Where the data below has the string "this", return the whole line.

[Stored data entries]
──────────────────────────────

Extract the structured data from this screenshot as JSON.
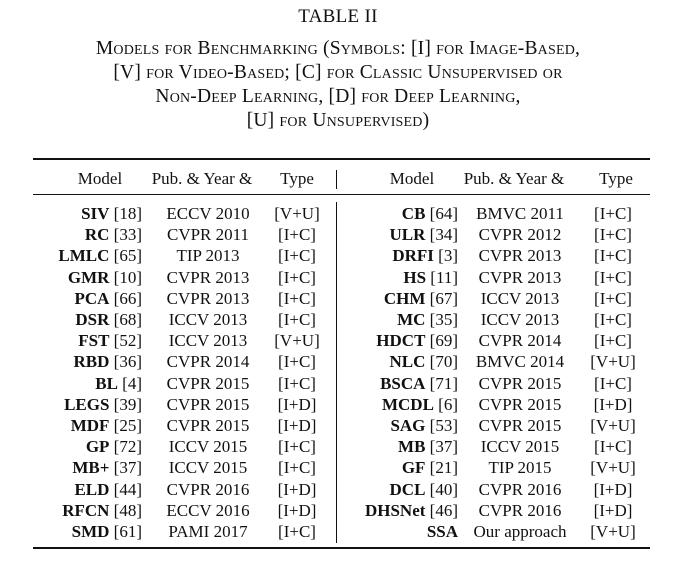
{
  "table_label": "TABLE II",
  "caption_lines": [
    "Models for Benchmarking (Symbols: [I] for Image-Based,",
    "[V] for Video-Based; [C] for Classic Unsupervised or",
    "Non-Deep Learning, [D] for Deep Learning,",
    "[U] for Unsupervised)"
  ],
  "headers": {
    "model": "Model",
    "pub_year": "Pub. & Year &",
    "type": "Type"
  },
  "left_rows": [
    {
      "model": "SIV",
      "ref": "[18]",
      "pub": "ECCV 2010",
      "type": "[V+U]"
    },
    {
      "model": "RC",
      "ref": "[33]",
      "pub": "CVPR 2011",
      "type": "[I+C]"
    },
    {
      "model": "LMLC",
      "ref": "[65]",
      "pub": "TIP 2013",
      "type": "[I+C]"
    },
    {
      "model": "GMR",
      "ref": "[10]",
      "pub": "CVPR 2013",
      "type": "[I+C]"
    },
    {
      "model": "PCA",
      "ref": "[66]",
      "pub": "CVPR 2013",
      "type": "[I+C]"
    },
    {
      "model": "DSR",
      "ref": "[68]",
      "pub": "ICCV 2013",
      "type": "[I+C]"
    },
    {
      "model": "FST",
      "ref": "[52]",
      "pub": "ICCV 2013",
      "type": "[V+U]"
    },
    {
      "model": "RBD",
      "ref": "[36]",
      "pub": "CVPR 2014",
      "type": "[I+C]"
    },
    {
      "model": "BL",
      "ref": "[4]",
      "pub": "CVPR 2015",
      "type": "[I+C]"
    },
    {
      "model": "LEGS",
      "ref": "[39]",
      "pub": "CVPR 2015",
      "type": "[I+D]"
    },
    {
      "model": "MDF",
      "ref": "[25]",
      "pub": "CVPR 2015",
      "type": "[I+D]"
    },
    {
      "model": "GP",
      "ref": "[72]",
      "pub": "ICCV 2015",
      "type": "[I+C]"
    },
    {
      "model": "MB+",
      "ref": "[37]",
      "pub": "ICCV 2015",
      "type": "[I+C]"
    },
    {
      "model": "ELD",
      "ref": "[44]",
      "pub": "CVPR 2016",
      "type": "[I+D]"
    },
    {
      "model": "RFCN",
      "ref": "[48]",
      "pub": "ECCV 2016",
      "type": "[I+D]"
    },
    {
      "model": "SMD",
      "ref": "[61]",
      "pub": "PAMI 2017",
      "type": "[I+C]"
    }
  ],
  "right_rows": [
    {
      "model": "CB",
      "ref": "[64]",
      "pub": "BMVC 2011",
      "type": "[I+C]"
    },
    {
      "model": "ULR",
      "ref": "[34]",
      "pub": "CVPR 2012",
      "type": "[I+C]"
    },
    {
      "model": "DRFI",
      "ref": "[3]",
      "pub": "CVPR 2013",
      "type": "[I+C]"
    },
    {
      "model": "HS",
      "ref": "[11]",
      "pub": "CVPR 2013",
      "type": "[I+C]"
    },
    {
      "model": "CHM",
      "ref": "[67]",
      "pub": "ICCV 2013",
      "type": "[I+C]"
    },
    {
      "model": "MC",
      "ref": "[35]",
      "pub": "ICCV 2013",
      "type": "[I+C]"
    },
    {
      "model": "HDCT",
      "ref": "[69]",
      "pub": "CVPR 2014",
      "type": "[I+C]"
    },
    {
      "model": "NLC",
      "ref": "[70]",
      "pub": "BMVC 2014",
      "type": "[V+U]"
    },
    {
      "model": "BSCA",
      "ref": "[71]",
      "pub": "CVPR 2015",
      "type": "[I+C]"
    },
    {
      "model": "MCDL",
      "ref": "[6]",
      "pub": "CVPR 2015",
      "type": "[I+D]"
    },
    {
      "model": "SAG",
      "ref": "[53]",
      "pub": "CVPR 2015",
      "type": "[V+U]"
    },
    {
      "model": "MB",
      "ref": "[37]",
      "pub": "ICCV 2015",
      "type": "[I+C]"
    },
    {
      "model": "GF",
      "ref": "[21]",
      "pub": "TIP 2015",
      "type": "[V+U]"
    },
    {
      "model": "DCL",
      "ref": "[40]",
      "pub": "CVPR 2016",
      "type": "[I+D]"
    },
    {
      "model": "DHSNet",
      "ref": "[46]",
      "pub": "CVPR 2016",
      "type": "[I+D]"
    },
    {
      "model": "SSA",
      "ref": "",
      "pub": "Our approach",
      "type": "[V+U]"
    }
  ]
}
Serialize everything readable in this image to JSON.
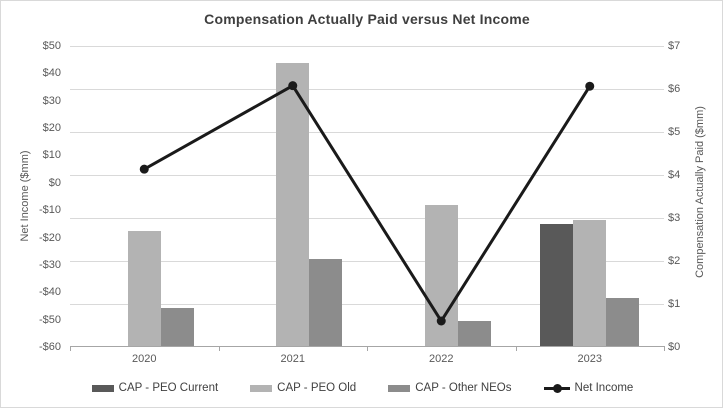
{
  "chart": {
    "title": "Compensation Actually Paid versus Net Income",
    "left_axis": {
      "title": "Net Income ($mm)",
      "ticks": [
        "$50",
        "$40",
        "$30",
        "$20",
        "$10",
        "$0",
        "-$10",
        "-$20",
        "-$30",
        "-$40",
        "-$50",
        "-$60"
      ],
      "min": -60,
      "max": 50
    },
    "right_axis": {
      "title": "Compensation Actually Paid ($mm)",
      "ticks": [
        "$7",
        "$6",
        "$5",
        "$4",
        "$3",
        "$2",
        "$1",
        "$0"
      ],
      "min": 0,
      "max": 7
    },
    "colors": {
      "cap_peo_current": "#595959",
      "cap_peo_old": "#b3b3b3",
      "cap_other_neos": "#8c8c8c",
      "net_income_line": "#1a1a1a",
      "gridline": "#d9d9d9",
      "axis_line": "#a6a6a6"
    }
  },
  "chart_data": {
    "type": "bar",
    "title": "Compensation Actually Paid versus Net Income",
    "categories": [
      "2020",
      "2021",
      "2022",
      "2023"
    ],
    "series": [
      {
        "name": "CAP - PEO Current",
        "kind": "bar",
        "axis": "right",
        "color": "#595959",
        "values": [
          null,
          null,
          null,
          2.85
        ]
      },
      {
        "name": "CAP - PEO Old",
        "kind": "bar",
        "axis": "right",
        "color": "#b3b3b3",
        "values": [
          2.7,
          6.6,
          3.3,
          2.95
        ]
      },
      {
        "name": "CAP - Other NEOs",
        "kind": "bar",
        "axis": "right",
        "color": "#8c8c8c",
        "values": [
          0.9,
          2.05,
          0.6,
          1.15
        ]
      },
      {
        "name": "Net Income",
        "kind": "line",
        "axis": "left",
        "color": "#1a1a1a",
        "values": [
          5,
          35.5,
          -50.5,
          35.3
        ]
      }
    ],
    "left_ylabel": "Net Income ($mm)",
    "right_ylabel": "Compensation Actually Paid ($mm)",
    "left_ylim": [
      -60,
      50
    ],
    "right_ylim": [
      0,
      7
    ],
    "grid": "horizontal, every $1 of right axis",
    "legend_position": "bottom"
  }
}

──────────────────────────────

- Final result -
Extract the structured data from this screenshot as JSON.
Serialize everything readable in this image to JSON.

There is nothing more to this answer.